What you will do
Copy out all the lines exactly. Omit pictures.

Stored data
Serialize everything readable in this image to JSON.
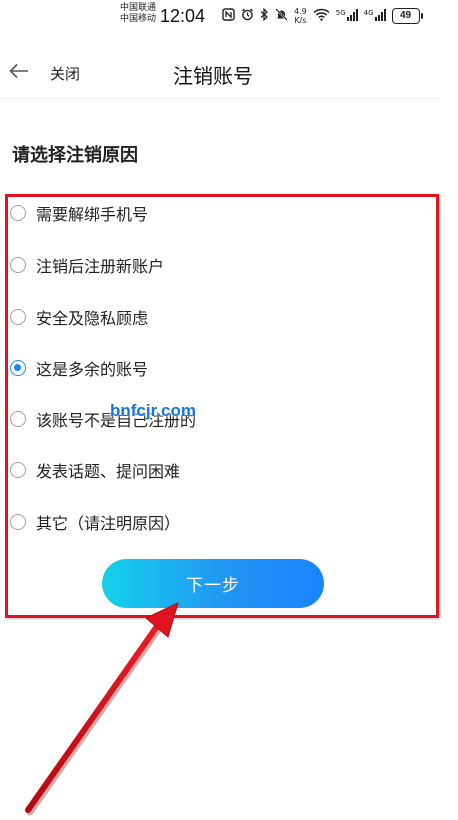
{
  "status_bar": {
    "carrier_1": "中国联通",
    "carrier_2": "中国移动",
    "time": "12:04",
    "net_speed_value": "4.9",
    "net_speed_unit": "K/s",
    "signal_1_tag": "5G",
    "signal_2_tag": "4G",
    "battery": "49"
  },
  "header": {
    "close_label": "关闭",
    "title": "注销账号"
  },
  "section_title": "请选择注销原因",
  "reasons": [
    {
      "label": "需要解绑手机号",
      "checked": false
    },
    {
      "label": "注销后注册新账户",
      "checked": false
    },
    {
      "label": "安全及隐私顾虑",
      "checked": false
    },
    {
      "label": "这是多余的账号",
      "checked": true
    },
    {
      "label": "该账号不是自己注册的",
      "checked": false
    },
    {
      "label": "发表话题、提问困难",
      "checked": false
    },
    {
      "label": "其它（请注明原因）",
      "checked": false
    }
  ],
  "next_button_label": "下一步",
  "watermark": "bnfcjr.com",
  "colors": {
    "accent_blue": "#1e88f5",
    "gradient_start": "#14d2ea",
    "gradient_end": "#1a83ff",
    "annotation_red": "#e0141e"
  }
}
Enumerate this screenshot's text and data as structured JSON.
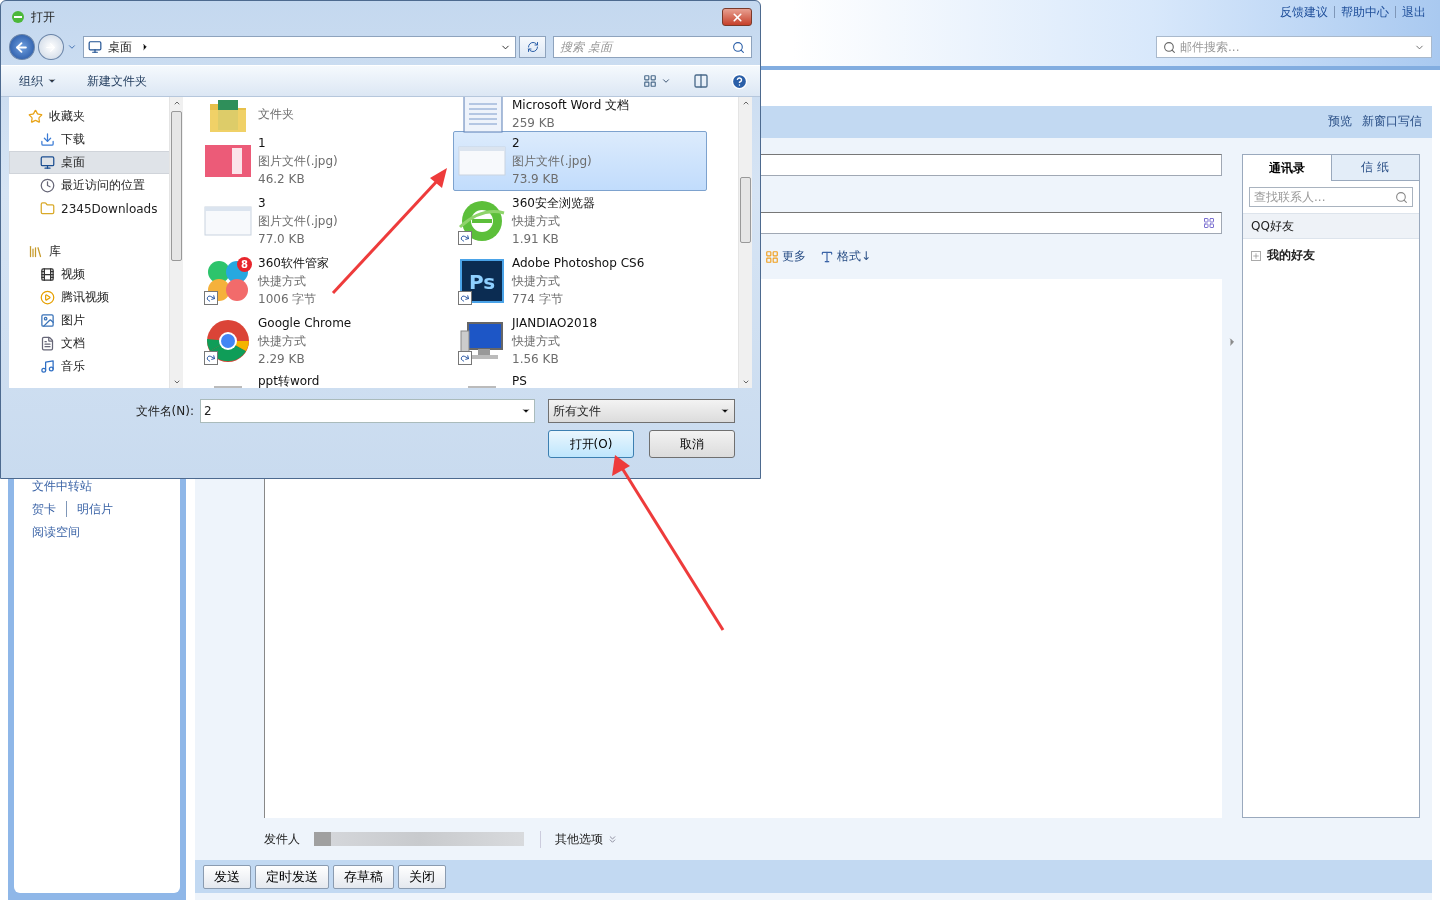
{
  "mail": {
    "header_links": [
      "反馈建议",
      "帮助中心",
      "退出"
    ],
    "search_placeholder": "邮件搜索...",
    "sidebar_links": [
      {
        "items": [
          "文件中转站"
        ]
      },
      {
        "items": [
          "贺卡",
          "明信片"
        ]
      },
      {
        "items": [
          "阅读空间"
        ]
      }
    ],
    "toolbar_links": [
      "预览",
      "新窗口写信"
    ],
    "format_tools": [
      {
        "label": "更多",
        "kind": "more"
      },
      {
        "label": "格式↓",
        "kind": "format"
      }
    ],
    "sender_label": "发件人",
    "other_options": "其他选项",
    "buttons": [
      "发送",
      "定时发送",
      "存草稿",
      "关闭"
    ],
    "contacts": {
      "tabs": [
        {
          "label": "通讯录",
          "selected": true
        },
        {
          "label": "信 纸",
          "selected": false
        }
      ],
      "search_placeholder": "查找联系人...",
      "group": "QQ好友",
      "tree": [
        {
          "label": "我的好友",
          "expanded": false
        }
      ]
    }
  },
  "dialog": {
    "title": "打开",
    "address": "桌面",
    "search_placeholder": "搜索 桌面",
    "toolbar": [
      {
        "label": "组织",
        "menu": true
      },
      {
        "label": "新建文件夹",
        "menu": false
      }
    ],
    "nav": [
      {
        "label": "收藏夹",
        "kind": "star",
        "selected": false,
        "children": [
          {
            "label": "下载",
            "kind": "download",
            "selected": false
          },
          {
            "label": "桌面",
            "kind": "desktop",
            "selected": true
          },
          {
            "label": "最近访问的位置",
            "kind": "recent",
            "selected": false
          },
          {
            "label": "2345Downloads",
            "kind": "folder",
            "selected": false
          }
        ]
      },
      {
        "label": "库",
        "kind": "library",
        "selected": false,
        "children": [
          {
            "label": "视频",
            "kind": "video",
            "selected": false
          },
          {
            "label": "腾讯视频",
            "kind": "play",
            "selected": false
          },
          {
            "label": "图片",
            "kind": "image",
            "selected": false
          },
          {
            "label": "文档",
            "kind": "document",
            "selected": false
          },
          {
            "label": "音乐",
            "kind": "music",
            "selected": false
          }
        ]
      }
    ],
    "files": [
      {
        "kind": "folder",
        "details": [
          "文件夹"
        ],
        "selected": false,
        "shortcut": false
      },
      {
        "kind": "document",
        "name": "Microsoft Word 文档",
        "details": [
          "259 KB"
        ],
        "selected": false,
        "shortcut": false
      },
      {
        "kind": "pink-image",
        "name": "1",
        "details": [
          "图片文件(.jpg)",
          "46.2 KB"
        ],
        "selected": false,
        "shortcut": false
      },
      {
        "kind": "screenshot",
        "name": "2",
        "details": [
          "图片文件(.jpg)",
          "73.9 KB"
        ],
        "selected": true,
        "shortcut": false
      },
      {
        "kind": "screenshot",
        "name": "3",
        "details": [
          "图片文件(.jpg)",
          "77.0 KB"
        ],
        "selected": false,
        "shortcut": false
      },
      {
        "kind": "globe",
        "name": "360安全浏览器",
        "details": [
          "快捷方式",
          "1.91 KB"
        ],
        "selected": false,
        "shortcut": true
      },
      {
        "kind": "petals",
        "name": "360软件管家",
        "badge": "8",
        "details": [
          "快捷方式",
          "1006 字节"
        ],
        "selected": false,
        "shortcut": true
      },
      {
        "kind": "ps",
        "name": "Adobe Photoshop CS6",
        "icon_text": "Ps",
        "details": [
          "快捷方式",
          "774 字节"
        ],
        "selected": false,
        "shortcut": true
      },
      {
        "kind": "chrome",
        "name": "Google Chrome",
        "details": [
          "快捷方式",
          "2.29 KB"
        ],
        "selected": false,
        "shortcut": true
      },
      {
        "kind": "monitor",
        "name": "JIANDIAO2018",
        "details": [
          "快捷方式",
          "1.56 KB"
        ],
        "selected": false,
        "shortcut": true
      },
      {
        "kind": "blank",
        "name": "ppt转word",
        "selected": false,
        "shortcut": false
      },
      {
        "kind": "blank",
        "name": "PS",
        "selected": false,
        "shortcut": false
      }
    ],
    "filename_label": "文件名(N):",
    "filename": "2",
    "filter": "所有文件",
    "buttons": [
      {
        "label": "打开(O)",
        "default": true
      },
      {
        "label": "取消",
        "default": false
      }
    ]
  }
}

Result
Serialize everything readable in this image to JSON.
{
  "status_bar": {
    "carrier_1": "中国联通",
    "carrier_2": "中国移动",
    "time": "12:04",
    "net_speed_value": "4.9",
    "net_speed_unit": "K/s",
    "signal_1_tag": "5G",
    "signal_2_tag": "4G",
    "battery": "49"
  },
  "header": {
    "close_label": "关闭",
    "title": "注销账号"
  },
  "section_title": "请选择注销原因",
  "reasons": [
    {
      "label": "需要解绑手机号",
      "checked": false
    },
    {
      "label": "注销后注册新账户",
      "checked": false
    },
    {
      "label": "安全及隐私顾虑",
      "checked": false
    },
    {
      "label": "这是多余的账号",
      "checked": true
    },
    {
      "label": "该账号不是自己注册的",
      "checked": false
    },
    {
      "label": "发表话题、提问困难",
      "checked": false
    },
    {
      "label": "其它（请注明原因）",
      "checked": false
    }
  ],
  "next_button_label": "下一步",
  "watermark": "bnfcjr.com",
  "colors": {
    "accent_blue": "#1e88f5",
    "gradient_start": "#14d2ea",
    "gradient_end": "#1a83ff",
    "annotation_red": "#e0141e"
  }
}
Enumerate this screenshot's text and data as structured JSON.
{
  "mail": {
    "header_links": [
      "反馈建议",
      "帮助中心",
      "退出"
    ],
    "search_placeholder": "邮件搜索...",
    "sidebar_links": [
      {
        "items": [
          "文件中转站"
        ]
      },
      {
        "items": [
          "贺卡",
          "明信片"
        ]
      },
      {
        "items": [
          "阅读空间"
        ]
      }
    ],
    "toolbar_links": [
      "预览",
      "新窗口写信"
    ],
    "format_tools": [
      {
        "label": "更多",
        "kind": "more"
      },
      {
        "label": "格式↓",
        "kind": "format"
      }
    ],
    "sender_label": "发件人",
    "other_options": "其他选项",
    "buttons": [
      "发送",
      "定时发送",
      "存草稿",
      "关闭"
    ],
    "contacts": {
      "tabs": [
        {
          "label": "通讯录",
          "selected": true
        },
        {
          "label": "信 纸",
          "selected": false
        }
      ],
      "search_placeholder": "查找联系人...",
      "group": "QQ好友",
      "tree": [
        {
          "label": "我的好友",
          "expanded": false
        }
      ]
    }
  },
  "dialog": {
    "title": "打开",
    "address": "桌面",
    "search_placeholder": "搜索 桌面",
    "toolbar": [
      {
        "label": "组织",
        "menu": true
      },
      {
        "label": "新建文件夹",
        "menu": false
      }
    ],
    "nav": [
      {
        "label": "收藏夹",
        "kind": "star",
        "selected": false,
        "children": [
          {
            "label": "下载",
            "kind": "download",
            "selected": false
          },
          {
            "label": "桌面",
            "kind": "desktop",
            "selected": true
          },
          {
            "label": "最近访问的位置",
            "kind": "recent",
            "selected": false
          },
          {
            "label": "2345Downloads",
            "kind": "folder",
            "selected": false
          }
        ]
      },
      {
        "label": "库",
        "kind": "library",
        "selected": false,
        "children": [
          {
            "label": "视频",
            "kind": "video",
            "selected": false
          },
          {
            "label": "腾讯视频",
            "kind": "play",
            "selected": false
          },
          {
            "label": "图片",
            "kind": "image",
            "selected": false
          },
          {
            "label": "文档",
            "kind": "document",
            "selected": false
          },
          {
            "label": "音乐",
            "kind": "music",
            "selected": false
          }
        ]
      }
    ],
    "files": [
      {
        "kind": "folder",
        "details": [
          "文件夹"
        ],
        "selected": false,
        "shortcut": false
      },
      {
        "kind": "document",
        "name": "Microsoft Word 文档",
        "details": [
          "259 KB"
        ],
        "selected": false,
        "shortcut": false
      },
      {
        "kind": "pink-image",
        "name": "1",
        "details": [
          "图片文件(.jpg)",
          "46.2 KB"
        ],
        "selected": false,
        "shortcut": false
      },
      {
        "kind": "screenshot",
        "name": "2",
        "details": [
          "图片文件(.jpg)",
          "73.9 KB"
        ],
        "selected": true,
        "shortcut": false
      },
      {
        "kind": "screenshot",
        "name": "3",
        "details": [
          "图片文件(.jpg)",
          "77.0 KB"
        ],
        "selected": false,
        "shortcut": false
      },
      {
        "kind": "globe",
        "name": "360安全浏览器",
        "details": [
          "快捷方式",
          "1.91 KB"
        ],
        "selected": false,
        "shortcut": true
      },
      {
        "kind": "petals",
        "name": "360软件管家",
        "badge": "8",
        "details": [
          "快捷方式",
          "1006 字节"
        ],
        "selected": false,
        "shortcut": true
      },
      {
        "kind": "ps",
        "name": "Adobe Photoshop CS6",
        "icon_text": "Ps",
        "details": [
          "快捷方式",
          "774 字节"
        ],
        "selected": false,
        "shortcut": true
      },
      {
        "kind": "chrome",
        "name": "Google Chrome",
        "details": [
          "快捷方式",
          "2.29 KB"
        ],
        "selected": false,
        "shortcut": true
      },
      {
        "kind": "monitor",
        "name": "JIANDIAO2018",
        "details": [
          "快捷方式",
          "1.56 KB"
        ],
        "selected": false,
        "shortcut": true
      },
      {
        "kind": "blank",
        "name": "ppt转word",
        "selected": false,
        "shortcut": false
      },
      {
        "kind": "blank",
        "name": "PS",
        "selected": false,
        "shortcut": false
      }
    ],
    "filename_label": "文件名(N):",
    "filename": "2",
    "filter": "所有文件",
    "buttons": [
      {
        "label": "打开(O)",
        "default": true
      },
      {
        "label": "取消",
        "default": false
      }
    ]
  }
}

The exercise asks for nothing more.